§ **WHAT THE TASK ASKS**:
Each line of the listing that contains the word "frameworks" is to be copied.

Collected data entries
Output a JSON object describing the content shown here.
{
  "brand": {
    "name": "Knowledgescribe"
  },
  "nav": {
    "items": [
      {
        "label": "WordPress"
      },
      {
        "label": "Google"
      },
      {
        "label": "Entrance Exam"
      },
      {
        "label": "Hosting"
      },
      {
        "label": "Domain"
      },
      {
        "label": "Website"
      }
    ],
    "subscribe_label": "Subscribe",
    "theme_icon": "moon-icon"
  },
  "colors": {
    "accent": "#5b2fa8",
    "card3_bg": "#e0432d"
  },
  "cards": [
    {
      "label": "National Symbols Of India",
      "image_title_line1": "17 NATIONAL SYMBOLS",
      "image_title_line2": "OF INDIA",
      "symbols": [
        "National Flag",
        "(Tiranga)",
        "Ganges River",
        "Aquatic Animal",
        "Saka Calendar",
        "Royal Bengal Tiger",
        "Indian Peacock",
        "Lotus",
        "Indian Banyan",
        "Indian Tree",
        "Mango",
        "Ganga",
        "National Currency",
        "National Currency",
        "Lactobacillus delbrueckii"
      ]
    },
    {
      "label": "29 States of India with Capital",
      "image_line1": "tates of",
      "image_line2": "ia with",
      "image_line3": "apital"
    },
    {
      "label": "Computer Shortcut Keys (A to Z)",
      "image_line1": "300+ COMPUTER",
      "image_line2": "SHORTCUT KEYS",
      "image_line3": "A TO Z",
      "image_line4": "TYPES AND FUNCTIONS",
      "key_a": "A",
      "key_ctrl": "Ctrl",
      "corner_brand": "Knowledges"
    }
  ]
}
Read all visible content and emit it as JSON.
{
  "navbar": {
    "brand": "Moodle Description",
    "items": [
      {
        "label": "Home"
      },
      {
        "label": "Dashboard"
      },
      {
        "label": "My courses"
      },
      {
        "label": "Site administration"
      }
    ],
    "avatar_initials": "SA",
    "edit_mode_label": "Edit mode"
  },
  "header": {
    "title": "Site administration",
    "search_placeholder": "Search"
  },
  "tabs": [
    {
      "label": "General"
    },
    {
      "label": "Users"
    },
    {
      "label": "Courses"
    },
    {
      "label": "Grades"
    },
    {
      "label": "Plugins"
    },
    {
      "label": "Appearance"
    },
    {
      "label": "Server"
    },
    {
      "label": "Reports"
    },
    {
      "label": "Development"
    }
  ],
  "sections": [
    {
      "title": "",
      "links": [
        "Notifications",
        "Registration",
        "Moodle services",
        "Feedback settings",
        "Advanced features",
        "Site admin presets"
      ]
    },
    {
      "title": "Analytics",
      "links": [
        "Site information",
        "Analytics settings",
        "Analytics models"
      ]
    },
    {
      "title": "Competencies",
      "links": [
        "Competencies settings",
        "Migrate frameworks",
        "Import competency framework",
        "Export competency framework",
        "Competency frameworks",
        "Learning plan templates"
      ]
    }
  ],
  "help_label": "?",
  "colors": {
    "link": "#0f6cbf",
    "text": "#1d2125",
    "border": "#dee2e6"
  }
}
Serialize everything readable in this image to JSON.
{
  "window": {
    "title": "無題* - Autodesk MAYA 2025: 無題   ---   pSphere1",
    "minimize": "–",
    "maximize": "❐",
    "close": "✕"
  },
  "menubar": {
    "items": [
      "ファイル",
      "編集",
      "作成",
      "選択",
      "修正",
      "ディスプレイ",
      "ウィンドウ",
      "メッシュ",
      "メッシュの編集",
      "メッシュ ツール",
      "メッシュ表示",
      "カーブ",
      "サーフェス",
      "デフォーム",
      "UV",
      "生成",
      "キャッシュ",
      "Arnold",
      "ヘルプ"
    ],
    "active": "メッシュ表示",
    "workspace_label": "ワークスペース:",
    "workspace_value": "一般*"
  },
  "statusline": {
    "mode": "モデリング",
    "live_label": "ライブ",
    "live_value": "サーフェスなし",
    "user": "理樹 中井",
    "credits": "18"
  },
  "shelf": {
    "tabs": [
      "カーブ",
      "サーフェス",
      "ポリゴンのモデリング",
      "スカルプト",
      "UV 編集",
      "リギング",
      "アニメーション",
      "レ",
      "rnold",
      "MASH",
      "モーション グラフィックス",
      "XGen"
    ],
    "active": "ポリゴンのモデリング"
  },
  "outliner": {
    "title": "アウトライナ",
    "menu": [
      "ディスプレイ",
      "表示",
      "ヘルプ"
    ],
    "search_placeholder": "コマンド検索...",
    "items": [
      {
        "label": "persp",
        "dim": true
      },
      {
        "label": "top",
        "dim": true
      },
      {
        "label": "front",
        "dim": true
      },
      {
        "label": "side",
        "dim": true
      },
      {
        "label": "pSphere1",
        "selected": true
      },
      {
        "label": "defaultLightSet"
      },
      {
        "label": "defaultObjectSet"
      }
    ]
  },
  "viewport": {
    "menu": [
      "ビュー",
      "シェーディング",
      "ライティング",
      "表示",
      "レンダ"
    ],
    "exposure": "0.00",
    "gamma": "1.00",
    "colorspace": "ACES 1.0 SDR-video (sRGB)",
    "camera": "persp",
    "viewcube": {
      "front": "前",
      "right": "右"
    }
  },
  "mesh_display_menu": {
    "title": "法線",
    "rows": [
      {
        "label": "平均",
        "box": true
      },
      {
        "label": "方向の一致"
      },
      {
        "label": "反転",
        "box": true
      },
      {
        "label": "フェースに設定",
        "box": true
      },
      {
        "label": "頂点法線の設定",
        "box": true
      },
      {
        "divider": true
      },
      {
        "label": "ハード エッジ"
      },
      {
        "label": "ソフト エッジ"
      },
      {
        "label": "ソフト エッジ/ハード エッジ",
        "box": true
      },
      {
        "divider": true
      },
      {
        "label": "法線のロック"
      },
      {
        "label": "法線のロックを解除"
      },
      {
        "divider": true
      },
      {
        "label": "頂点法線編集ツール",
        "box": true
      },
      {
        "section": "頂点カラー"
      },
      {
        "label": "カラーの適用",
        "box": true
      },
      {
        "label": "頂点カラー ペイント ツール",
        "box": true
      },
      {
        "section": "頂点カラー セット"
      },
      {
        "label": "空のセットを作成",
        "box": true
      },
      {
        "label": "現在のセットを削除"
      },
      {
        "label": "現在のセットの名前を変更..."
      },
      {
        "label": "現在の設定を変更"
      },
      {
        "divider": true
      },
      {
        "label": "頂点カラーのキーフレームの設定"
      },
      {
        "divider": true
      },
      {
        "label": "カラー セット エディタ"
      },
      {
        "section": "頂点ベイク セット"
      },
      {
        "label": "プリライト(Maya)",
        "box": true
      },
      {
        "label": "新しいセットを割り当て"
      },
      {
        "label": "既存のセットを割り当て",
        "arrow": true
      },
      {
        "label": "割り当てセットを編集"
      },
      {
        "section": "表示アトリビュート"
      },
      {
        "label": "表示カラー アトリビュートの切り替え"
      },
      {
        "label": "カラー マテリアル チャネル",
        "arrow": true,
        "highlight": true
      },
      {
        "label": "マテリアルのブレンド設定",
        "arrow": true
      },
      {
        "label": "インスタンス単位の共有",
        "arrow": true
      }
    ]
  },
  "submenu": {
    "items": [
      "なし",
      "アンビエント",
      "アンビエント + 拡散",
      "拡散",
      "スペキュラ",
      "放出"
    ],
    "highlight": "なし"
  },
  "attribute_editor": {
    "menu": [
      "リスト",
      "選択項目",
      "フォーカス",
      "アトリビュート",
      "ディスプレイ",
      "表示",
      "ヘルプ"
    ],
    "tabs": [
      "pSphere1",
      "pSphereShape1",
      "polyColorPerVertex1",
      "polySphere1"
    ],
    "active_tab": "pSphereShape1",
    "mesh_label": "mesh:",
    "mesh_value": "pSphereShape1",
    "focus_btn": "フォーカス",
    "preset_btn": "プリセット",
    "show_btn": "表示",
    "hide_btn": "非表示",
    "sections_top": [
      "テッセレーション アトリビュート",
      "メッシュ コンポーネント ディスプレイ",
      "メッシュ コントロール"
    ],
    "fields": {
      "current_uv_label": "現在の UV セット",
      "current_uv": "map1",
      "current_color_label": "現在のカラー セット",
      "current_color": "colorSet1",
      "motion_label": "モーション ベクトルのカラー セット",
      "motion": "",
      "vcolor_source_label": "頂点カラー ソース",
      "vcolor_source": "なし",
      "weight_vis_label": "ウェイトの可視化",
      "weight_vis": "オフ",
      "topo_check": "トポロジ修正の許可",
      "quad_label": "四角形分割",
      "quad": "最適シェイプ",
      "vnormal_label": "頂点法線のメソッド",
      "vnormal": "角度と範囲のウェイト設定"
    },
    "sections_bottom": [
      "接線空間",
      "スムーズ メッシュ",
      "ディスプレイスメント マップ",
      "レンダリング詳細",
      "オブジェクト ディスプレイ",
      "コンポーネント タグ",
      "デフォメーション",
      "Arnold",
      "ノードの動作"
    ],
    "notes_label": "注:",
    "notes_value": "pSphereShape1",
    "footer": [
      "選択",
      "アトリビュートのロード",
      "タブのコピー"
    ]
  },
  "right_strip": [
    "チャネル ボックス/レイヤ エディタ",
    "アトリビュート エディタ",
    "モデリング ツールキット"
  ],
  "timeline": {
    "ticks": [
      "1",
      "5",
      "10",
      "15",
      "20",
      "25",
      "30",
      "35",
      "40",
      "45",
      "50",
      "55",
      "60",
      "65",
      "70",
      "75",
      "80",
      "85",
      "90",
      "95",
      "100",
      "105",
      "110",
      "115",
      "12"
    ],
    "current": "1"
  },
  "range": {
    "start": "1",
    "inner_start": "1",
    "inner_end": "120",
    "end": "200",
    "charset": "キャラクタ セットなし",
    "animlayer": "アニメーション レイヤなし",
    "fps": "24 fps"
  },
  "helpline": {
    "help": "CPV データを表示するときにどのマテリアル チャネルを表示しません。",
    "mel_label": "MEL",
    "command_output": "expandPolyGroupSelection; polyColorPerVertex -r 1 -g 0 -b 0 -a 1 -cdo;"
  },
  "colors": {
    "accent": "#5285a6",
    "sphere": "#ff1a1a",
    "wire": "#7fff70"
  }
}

§ **ANSWER IN FULL**:
        "Migrate frameworks",
        "Competency frameworks",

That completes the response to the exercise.